SET PROBLEM = Gather every line of the entries that includes the word "والدتهما".

============================================================

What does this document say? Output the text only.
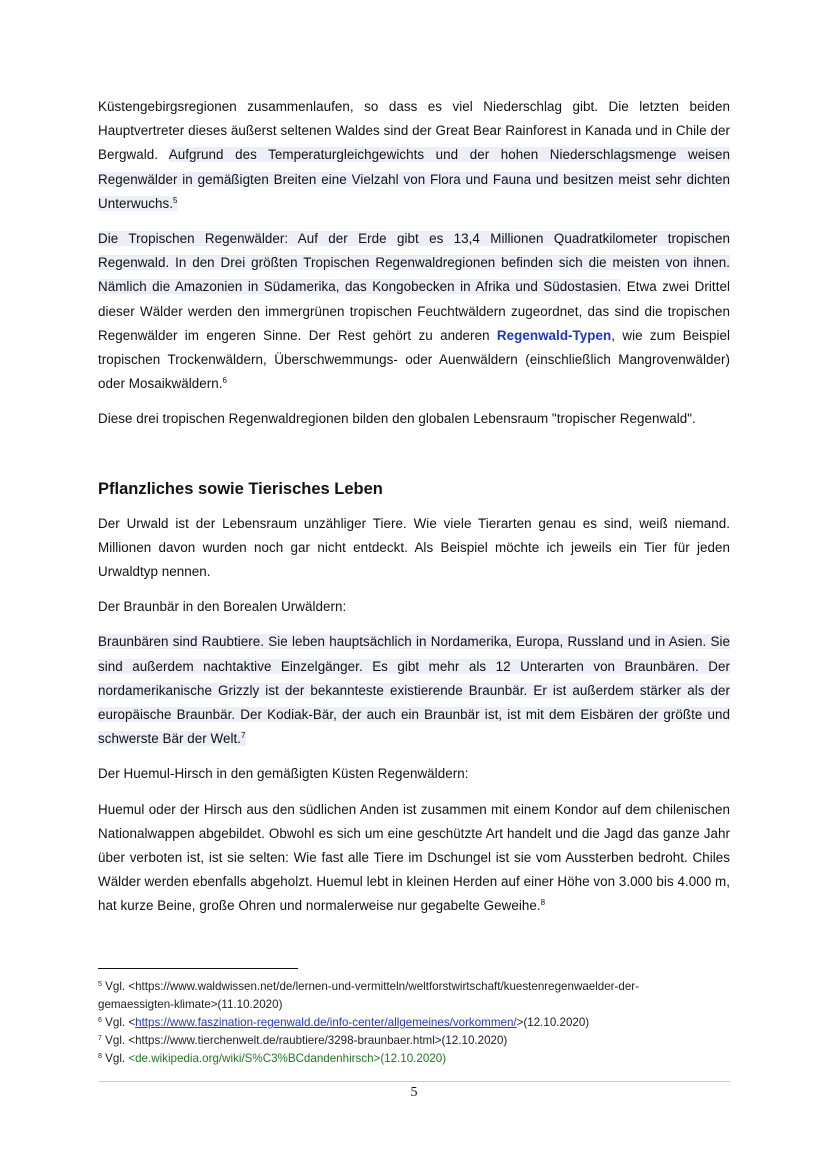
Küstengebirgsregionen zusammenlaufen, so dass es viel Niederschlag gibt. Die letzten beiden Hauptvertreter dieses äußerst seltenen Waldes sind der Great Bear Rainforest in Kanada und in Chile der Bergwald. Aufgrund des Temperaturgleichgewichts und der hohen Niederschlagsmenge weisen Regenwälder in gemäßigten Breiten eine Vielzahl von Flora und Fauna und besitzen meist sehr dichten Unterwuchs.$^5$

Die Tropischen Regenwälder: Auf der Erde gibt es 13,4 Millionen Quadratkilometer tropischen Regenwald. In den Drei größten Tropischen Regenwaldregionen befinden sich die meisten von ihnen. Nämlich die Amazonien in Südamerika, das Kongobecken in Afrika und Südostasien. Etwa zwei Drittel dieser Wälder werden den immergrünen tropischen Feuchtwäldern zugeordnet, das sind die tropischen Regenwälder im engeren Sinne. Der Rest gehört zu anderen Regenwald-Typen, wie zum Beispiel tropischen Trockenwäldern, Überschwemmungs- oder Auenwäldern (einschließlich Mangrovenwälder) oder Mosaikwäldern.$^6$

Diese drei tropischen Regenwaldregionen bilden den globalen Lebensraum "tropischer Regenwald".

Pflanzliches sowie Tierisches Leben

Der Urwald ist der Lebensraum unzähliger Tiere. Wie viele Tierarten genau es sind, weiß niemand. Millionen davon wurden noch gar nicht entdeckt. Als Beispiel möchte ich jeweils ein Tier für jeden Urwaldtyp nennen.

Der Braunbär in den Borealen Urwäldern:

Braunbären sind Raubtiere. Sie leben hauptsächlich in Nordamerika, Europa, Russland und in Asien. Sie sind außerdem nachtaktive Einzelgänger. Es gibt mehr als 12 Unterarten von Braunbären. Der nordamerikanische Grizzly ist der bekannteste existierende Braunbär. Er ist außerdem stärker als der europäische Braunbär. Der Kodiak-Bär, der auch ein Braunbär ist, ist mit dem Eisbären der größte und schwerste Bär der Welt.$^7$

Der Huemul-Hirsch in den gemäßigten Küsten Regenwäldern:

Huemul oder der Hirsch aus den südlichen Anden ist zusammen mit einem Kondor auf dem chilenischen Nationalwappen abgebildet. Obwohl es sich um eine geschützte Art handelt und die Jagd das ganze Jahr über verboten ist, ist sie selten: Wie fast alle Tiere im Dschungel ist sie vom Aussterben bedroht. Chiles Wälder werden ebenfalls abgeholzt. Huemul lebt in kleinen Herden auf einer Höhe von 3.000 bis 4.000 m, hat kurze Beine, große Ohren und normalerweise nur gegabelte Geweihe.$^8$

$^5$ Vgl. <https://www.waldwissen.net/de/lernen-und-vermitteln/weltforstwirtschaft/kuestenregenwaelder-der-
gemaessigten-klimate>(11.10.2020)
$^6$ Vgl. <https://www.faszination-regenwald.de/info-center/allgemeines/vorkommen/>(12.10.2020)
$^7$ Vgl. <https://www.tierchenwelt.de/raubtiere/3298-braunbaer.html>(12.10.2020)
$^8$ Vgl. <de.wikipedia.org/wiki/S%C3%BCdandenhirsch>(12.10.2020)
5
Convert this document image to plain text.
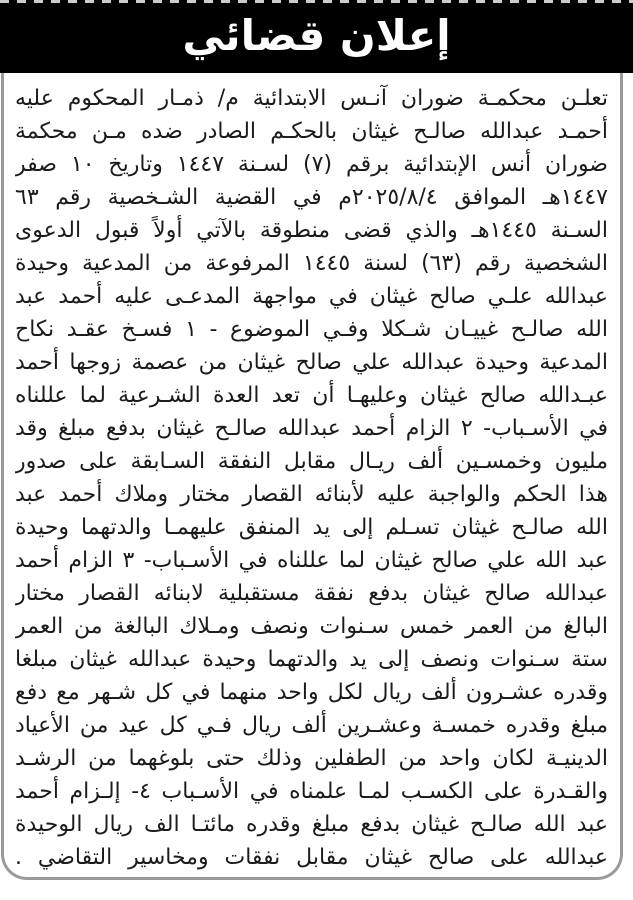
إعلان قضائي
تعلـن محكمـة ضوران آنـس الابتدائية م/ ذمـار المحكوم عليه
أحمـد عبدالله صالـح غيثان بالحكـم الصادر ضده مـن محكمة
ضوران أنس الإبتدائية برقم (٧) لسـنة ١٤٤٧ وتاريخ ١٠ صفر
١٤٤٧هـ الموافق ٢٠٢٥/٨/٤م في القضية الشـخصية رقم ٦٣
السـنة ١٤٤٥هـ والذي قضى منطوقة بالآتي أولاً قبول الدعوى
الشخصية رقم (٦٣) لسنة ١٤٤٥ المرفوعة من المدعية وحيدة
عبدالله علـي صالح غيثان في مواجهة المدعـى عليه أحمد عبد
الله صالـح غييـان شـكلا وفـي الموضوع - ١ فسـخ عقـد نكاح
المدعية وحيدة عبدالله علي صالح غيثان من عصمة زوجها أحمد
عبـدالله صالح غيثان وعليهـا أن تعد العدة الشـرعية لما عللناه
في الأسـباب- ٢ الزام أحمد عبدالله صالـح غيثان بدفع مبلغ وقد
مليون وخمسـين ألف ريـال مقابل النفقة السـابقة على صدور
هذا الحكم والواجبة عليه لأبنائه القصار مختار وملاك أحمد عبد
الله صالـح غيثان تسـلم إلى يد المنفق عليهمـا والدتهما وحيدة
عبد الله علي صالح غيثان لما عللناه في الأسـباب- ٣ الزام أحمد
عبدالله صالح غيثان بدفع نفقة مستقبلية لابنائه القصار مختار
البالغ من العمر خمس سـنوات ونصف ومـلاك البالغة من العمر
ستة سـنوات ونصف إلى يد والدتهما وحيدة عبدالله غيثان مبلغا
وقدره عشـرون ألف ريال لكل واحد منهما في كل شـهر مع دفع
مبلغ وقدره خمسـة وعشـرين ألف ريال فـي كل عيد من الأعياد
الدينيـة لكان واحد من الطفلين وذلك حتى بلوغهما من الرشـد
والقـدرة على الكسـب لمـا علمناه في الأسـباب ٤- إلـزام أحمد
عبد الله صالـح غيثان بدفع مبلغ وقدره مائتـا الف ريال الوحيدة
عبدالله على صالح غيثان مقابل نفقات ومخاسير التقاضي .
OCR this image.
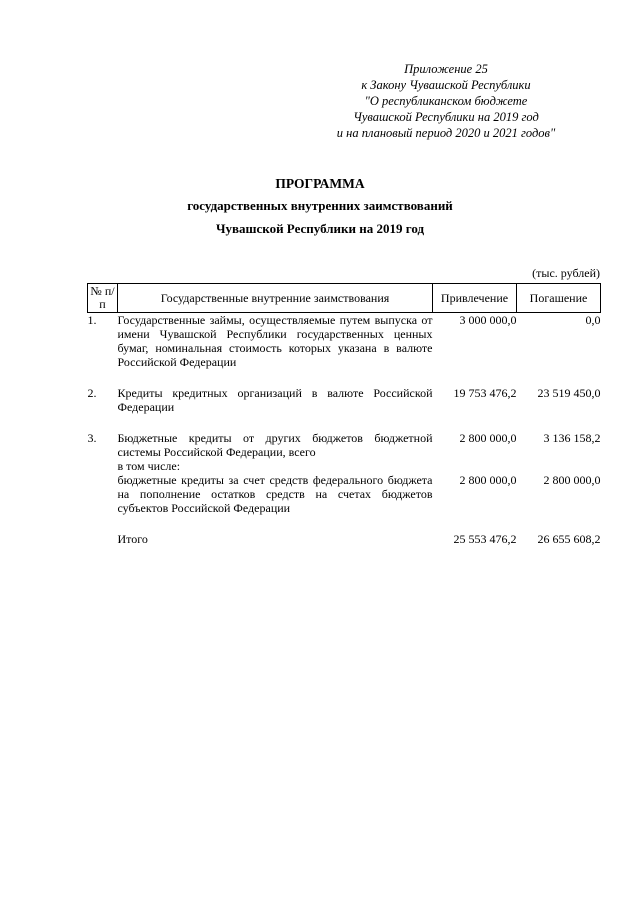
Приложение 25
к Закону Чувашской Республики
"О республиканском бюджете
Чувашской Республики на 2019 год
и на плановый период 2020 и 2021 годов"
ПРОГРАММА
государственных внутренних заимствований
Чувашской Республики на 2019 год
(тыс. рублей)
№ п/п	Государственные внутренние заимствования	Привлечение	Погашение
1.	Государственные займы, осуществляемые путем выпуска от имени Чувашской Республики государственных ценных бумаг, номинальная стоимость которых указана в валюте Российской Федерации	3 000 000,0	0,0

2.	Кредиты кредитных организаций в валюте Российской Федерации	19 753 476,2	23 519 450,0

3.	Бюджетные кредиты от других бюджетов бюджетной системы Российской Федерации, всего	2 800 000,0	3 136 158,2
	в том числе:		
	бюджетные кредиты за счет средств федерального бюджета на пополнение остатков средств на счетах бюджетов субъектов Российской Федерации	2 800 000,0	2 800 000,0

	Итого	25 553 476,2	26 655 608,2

============================================================

ANSWER TO THE TASK =
الله صالـح غيثان تسـلم إلى يد المنفق عليهمـا والدتهما وحيدة
ستة سـنوات ونصف إلى يد والدتهما وحيدة عبدالله غيثان مبلغا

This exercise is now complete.